Find every line in the rows below that contains the string "deposit", matching case exactly, and copy each of those lines.

§ MATERIAL PROVIDED:

»»

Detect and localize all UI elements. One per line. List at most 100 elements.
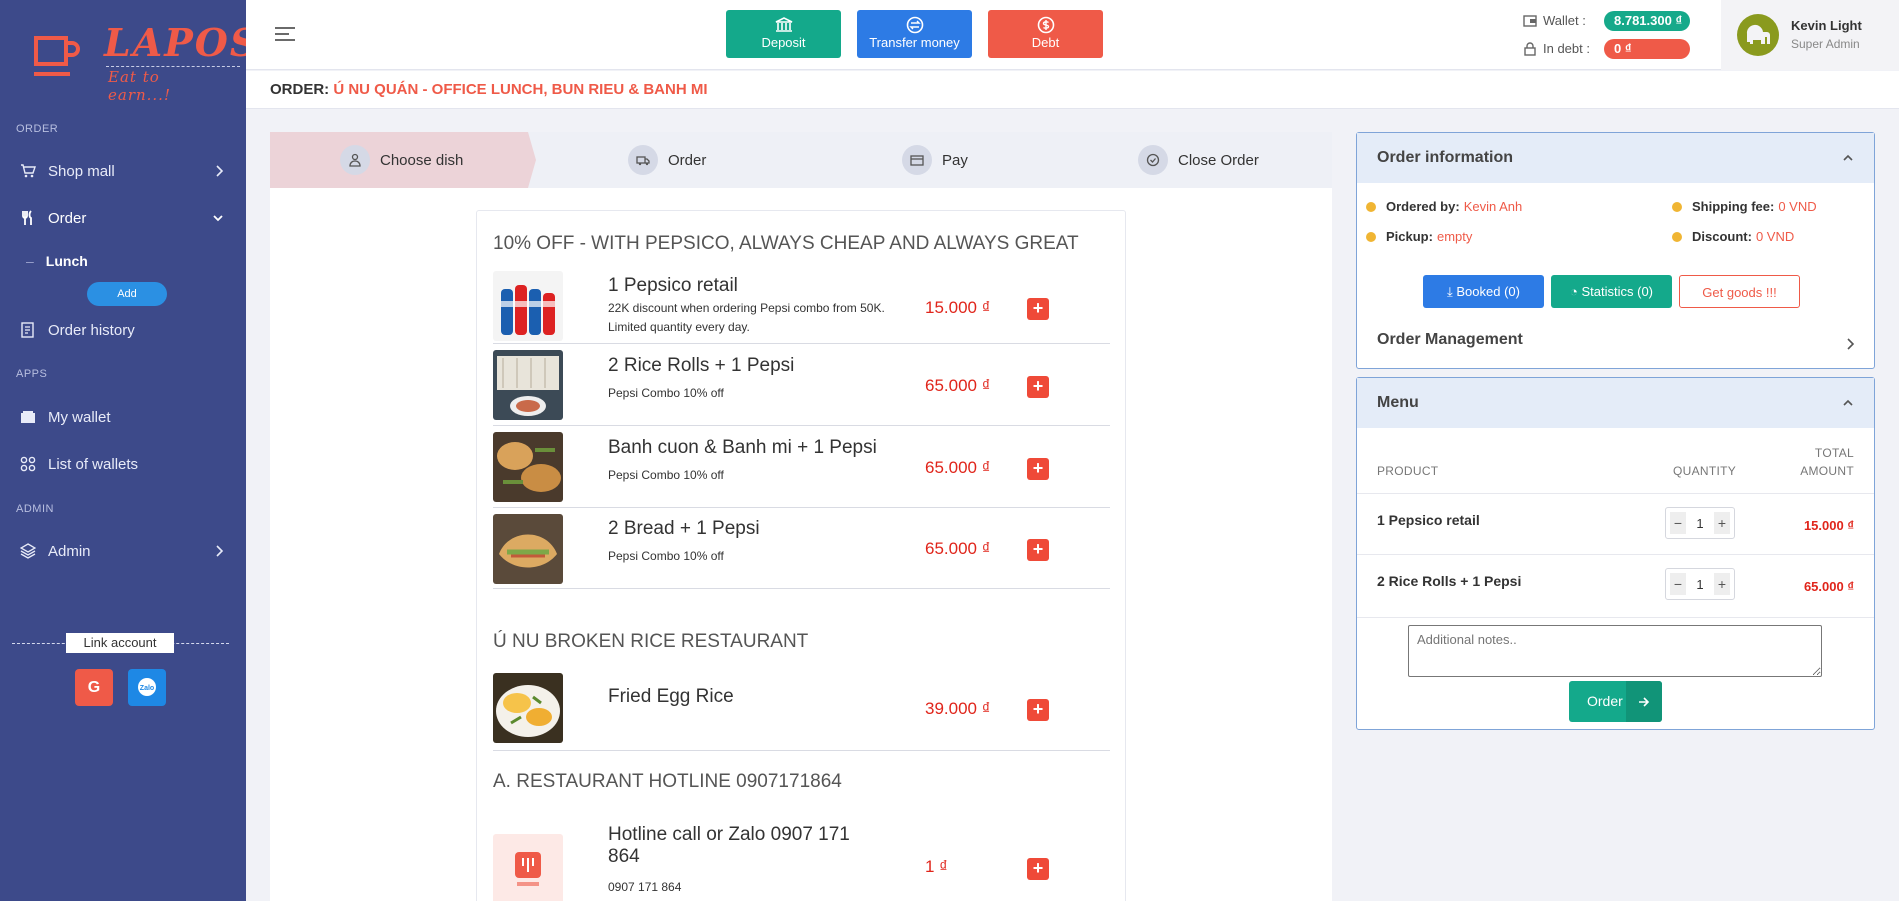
chevron-up-icon[interactable] [1842,133,1854,183]
sidebar-item-label: My wallet [48,408,111,426]
add-dish-button[interactable]: + [1027,699,1049,721]
sidebar-item-shop-mall[interactable]: Shop mall [0,151,246,191]
deposit-label: Deposit [761,35,806,50]
dish-name: 2 Bread + 1 Pepsi [608,518,760,539]
arrow-right-icon [1626,681,1662,722]
sidebar-item-label: Order history [48,321,135,339]
dish-item: 2 Bread + 1 Pepsi Pepsi Combo 10% off 65… [493,508,1110,589]
add-dish-button[interactable]: + [1027,539,1049,561]
step-label: Choose dish [380,151,464,169]
step-pay[interactable]: Pay [902,132,968,188]
google-link-button[interactable]: G [75,669,113,706]
cart-item-name: 1 Pepsico retail [1377,512,1480,528]
dish-image [493,350,563,420]
additional-notes-field[interactable] [1408,625,1822,677]
zalo-icon: Zalo [138,677,156,696]
step-label: Order [668,151,707,169]
dish-item: Fried Egg Rice 39.000 ₫ + [493,666,1110,751]
chevron-right-icon [216,545,224,557]
section-admin: ADMIN [16,503,54,515]
dish-image [493,432,563,502]
wallet-balance-row: Wallet : [1523,13,1586,28]
debt-label: Debt [1031,35,1060,50]
statistics-button[interactable]: ◔ Statistics (0) [1551,275,1672,308]
truck-icon [628,145,658,175]
dish-name: 2 Rice Rolls + 1 Pepsi [608,355,795,376]
download-icon: ⤓ [1447,284,1453,299]
logo[interactable]: LAPOS Eat to earn...! [30,18,257,104]
add-dish-button[interactable]: + [1027,858,1049,880]
column-header-quantity: QUANTITY [1673,464,1737,478]
dish-name: Fried Egg Rice [608,686,734,707]
pickup-info: Pickup: empty [1366,229,1472,244]
coffee-cup-icon [34,36,80,76]
step-close-order[interactable]: Close Order [1138,132,1259,188]
column-header-amount: AMOUNT [1800,464,1854,478]
sidebar-item-order-history[interactable]: Order history [0,310,246,350]
menu-toggle-icon[interactable] [274,26,296,42]
sidebar-item-admin[interactable]: Admin [0,531,246,571]
quantity-stepper[interactable]: − 1 + [1665,507,1735,539]
order-information-header[interactable]: Order information [1357,133,1874,183]
order-submit-button[interactable]: Order [1569,681,1662,722]
order-management-link[interactable]: Order Management [1377,331,1523,349]
cart-item-total: 65.000 ₫ [1803,579,1854,594]
dish-image [493,673,563,743]
sidebar-item-order[interactable]: Order [0,198,246,238]
increase-button[interactable]: + [1713,573,1730,595]
step-order[interactable]: Order [628,132,706,188]
add-dish-button[interactable]: + [1027,376,1049,398]
add-dish-button[interactable]: + [1027,458,1049,480]
sidebar-subitem-lunch[interactable]: – Lunch [26,253,88,269]
booked-button[interactable]: ⤓ Booked (0) [1423,275,1544,308]
transfer-money-button[interactable]: Transfer money [857,10,972,58]
chevron-up-icon[interactable] [1842,378,1854,428]
dish-description: Pepsi Combo 10% off [608,386,724,400]
logo-divider [106,66,240,67]
exchange-icon [906,16,923,34]
quantity-value: 1 [1696,515,1704,531]
section-order: ORDER [16,123,59,135]
add-dish-button[interactable]: + [1027,298,1049,320]
deposit-button[interactable]: Deposit [726,10,841,58]
decrease-button[interactable]: − [1670,512,1686,534]
sidebar-item-label: Order [48,209,87,227]
dish-item: 1 Pepsico retail 22K discount when order… [493,269,1110,344]
dish-name: Hotline call or Zalo 0907 171 864 [608,824,850,867]
dish-description: Pepsi Combo 10% off [608,468,724,482]
user-menu[interactable]: Kevin Light Super Admin [1721,0,1899,70]
add-button[interactable]: Add [87,282,167,306]
menu-section-title: Ú NU BROKEN RICE RESTAURANT [493,631,809,652]
step-choose-dish[interactable]: Choose dish [340,132,463,188]
menu-section-title: A. RESTAURANT HOTLINE 0907171864 [493,771,842,792]
section-apps: APPS [16,368,48,380]
menu-section-title: 10% OFF - WITH PEPSICO, ALWAYS CHEAP AND… [493,233,1079,254]
decrease-button[interactable]: − [1670,573,1686,595]
dish-name: 1 Pepsico retail [608,275,738,296]
dish-price: 39.000 ₫ [925,699,991,718]
get-goods-button[interactable]: Get goods !!! [1679,275,1800,308]
debt-button[interactable]: Debt [988,10,1103,58]
increase-button[interactable]: + [1713,512,1730,534]
sidebar-item-my-wallet[interactable]: My wallet [0,397,246,437]
quantity-stepper[interactable]: − 1 + [1665,568,1735,600]
wallet-icon [1523,14,1537,27]
logo-slogan: Eat to earn...! [108,68,171,104]
ordered-by-info: Ordered by: Kevin Anh [1366,199,1522,214]
receipt-icon [20,322,36,338]
discount-info: Discount: 0 VND [1672,229,1794,244]
debt-row: In debt : [1523,41,1590,56]
divider [1357,617,1874,618]
sidebar-item-list-of-wallets[interactable]: List of wallets [0,444,246,484]
divider [1357,554,1874,555]
sidebar: LAPOS Eat to earn...! ORDER Shop mall Or… [0,0,257,901]
column-header-total: TOTAL [1814,446,1854,460]
dish-description: 0907 171 864 [608,880,682,894]
zalo-link-button[interactable]: Zalo [128,669,166,706]
chevron-right-icon[interactable] [1845,337,1855,351]
dish-price: 65.000 ₫ [925,376,991,395]
dish-price: 1 ₫ [925,857,948,876]
cart-header[interactable]: Menu [1357,378,1874,428]
chevron-right-icon [216,165,224,177]
order-label: ORDER: [270,81,330,98]
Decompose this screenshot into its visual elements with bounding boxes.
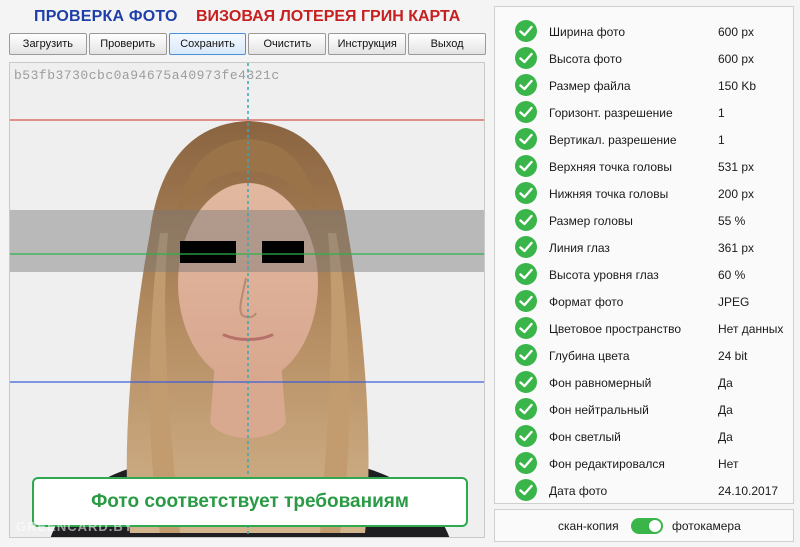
check-icon [515, 317, 537, 339]
clear-button[interactable]: Очистить [248, 33, 327, 55]
source-mode-bar: скан-копия фотокамера [494, 509, 794, 542]
portrait-image [10, 63, 484, 537]
check-row-head-size: Размер головы 55 % [495, 206, 795, 233]
check-icon [515, 236, 537, 258]
watermark: GREENCARD.BY [16, 519, 134, 534]
app-title: ПРОВЕРКА ФОТО [34, 8, 178, 25]
instructions-button[interactable]: Инструкция [328, 33, 407, 55]
check-row-bg-light: Фон светлый Да [495, 422, 795, 449]
check-row-eye-line: Линия глаз 361 px [495, 233, 795, 260]
check-value: 600 px [718, 25, 755, 39]
toggle-knob [649, 520, 661, 532]
check-label: Линия глаз [549, 241, 610, 255]
check-label: Ширина фото [549, 25, 626, 39]
check-label: Высота фото [549, 52, 622, 66]
check-results-panel: Ширина фото 600 px Высота фото 600 px Ра… [494, 6, 794, 504]
check-icon [515, 425, 537, 447]
check-label: Фон нейтральный [549, 403, 649, 417]
check-value: Нет [718, 457, 739, 471]
mode-camera-label: фотокамера [672, 519, 741, 533]
check-row-bg-neutral: Фон нейтральный Да [495, 395, 795, 422]
check-label: Вертикал. разрешение [549, 133, 677, 147]
check-icon [515, 371, 537, 393]
check-row-format: Формат фото JPEG [495, 287, 795, 314]
check-row-width: Ширина фото 600 px [495, 17, 795, 44]
mode-scan-label: скан-копия [558, 519, 619, 533]
upload-button[interactable]: Загрузить [9, 33, 87, 55]
check-icon [515, 20, 537, 42]
check-label: Верхняя точка головы [549, 160, 673, 174]
check-label: Формат фото [549, 295, 624, 309]
check-icon [515, 74, 537, 96]
check-label: Дата фото [549, 484, 608, 498]
check-label: Цветовое пространство [549, 322, 682, 336]
check-value: 60 % [718, 268, 746, 282]
check-row-date: Дата фото 24.10.2017 [495, 476, 795, 503]
check-value: Да [718, 376, 733, 390]
exit-button[interactable]: Выход [408, 33, 486, 55]
check-row-head-top: Верхняя точка головы 531 px [495, 152, 795, 179]
check-label: Глубина цвета [549, 349, 630, 363]
check-icon [515, 182, 537, 204]
check-value: 150 Kb [718, 79, 757, 93]
check-icon [515, 263, 537, 285]
check-icon [515, 290, 537, 312]
check-label: Горизонт. разрешение [549, 106, 673, 120]
check-icon [515, 398, 537, 420]
check-value: 200 px [718, 187, 755, 201]
check-icon [515, 101, 537, 123]
check-icon [515, 47, 537, 69]
check-value: 55 % [718, 214, 746, 228]
check-row-bg-uniform: Фон равномерный Да [495, 368, 795, 395]
check-icon [515, 452, 537, 474]
check-row-eye-height: Высота уровня глаз 60 % [495, 260, 795, 287]
photo-preview[interactable]: b53fb3730cbc0a94675a40973fe4321c Фото со… [9, 62, 485, 538]
check-label: Фон светлый [549, 430, 621, 444]
check-label: Размер файла [549, 79, 631, 93]
check-row-colorspace: Цветовое пространство Нет данных [495, 314, 795, 341]
check-row-bg-edited: Фон редактировался Нет [495, 449, 795, 476]
check-value: 531 px [718, 160, 755, 174]
check-value: 1 [718, 106, 725, 120]
check-label: Фон редактировался [549, 457, 665, 471]
check-value: 361 px [718, 241, 755, 255]
check-row-vres: Вертикал. разрешение 1 [495, 125, 795, 152]
check-label: Фон равномерный [549, 376, 652, 390]
check-label: Нижняя точка головы [549, 187, 669, 201]
check-icon [515, 155, 537, 177]
save-button[interactable]: Сохранить [168, 33, 247, 55]
check-icon [515, 209, 537, 231]
check-value: 600 px [718, 52, 755, 66]
check-icon [515, 344, 537, 366]
check-row-bitdepth: Глубина цвета 24 bit [495, 341, 795, 368]
check-row-filesize: Размер файла 150 Kb [495, 71, 795, 98]
check-row-hres: Горизонт. разрешение 1 [495, 98, 795, 125]
check-value: JPEG [718, 295, 750, 309]
check-icon [515, 128, 537, 150]
check-label: Высота уровня глаз [549, 268, 659, 282]
check-row-head-bottom: Нижняя точка головы 200 px [495, 179, 795, 206]
check-value: Да [718, 403, 733, 417]
check-icon [515, 479, 537, 501]
toolbar: Загрузить Проверить Сохранить Очистить И… [9, 33, 486, 56]
check-label: Размер головы [549, 214, 633, 228]
photo-hash: b53fb3730cbc0a94675a40973fe4321c [14, 68, 280, 83]
check-value: Нет данных [718, 322, 784, 336]
check-row-height: Высота фото 600 px [495, 44, 795, 71]
check-value: Да [718, 430, 733, 444]
check-value: 1 [718, 133, 725, 147]
check-button[interactable]: Проверить [88, 33, 167, 55]
source-mode-toggle[interactable] [631, 518, 663, 534]
check-value: 24.10.2017 [718, 484, 779, 498]
app-subtitle: ВИЗОВАЯ ЛОТЕРЕЯ ГРИН КАРТА [196, 8, 461, 25]
check-value: 24 bit [718, 349, 748, 363]
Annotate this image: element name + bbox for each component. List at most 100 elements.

««

§ ANSWER BELOW:
deposit-label: Deposit [761,35,806,50]
deposit-button[interactable]: Deposit [726,10,841,58]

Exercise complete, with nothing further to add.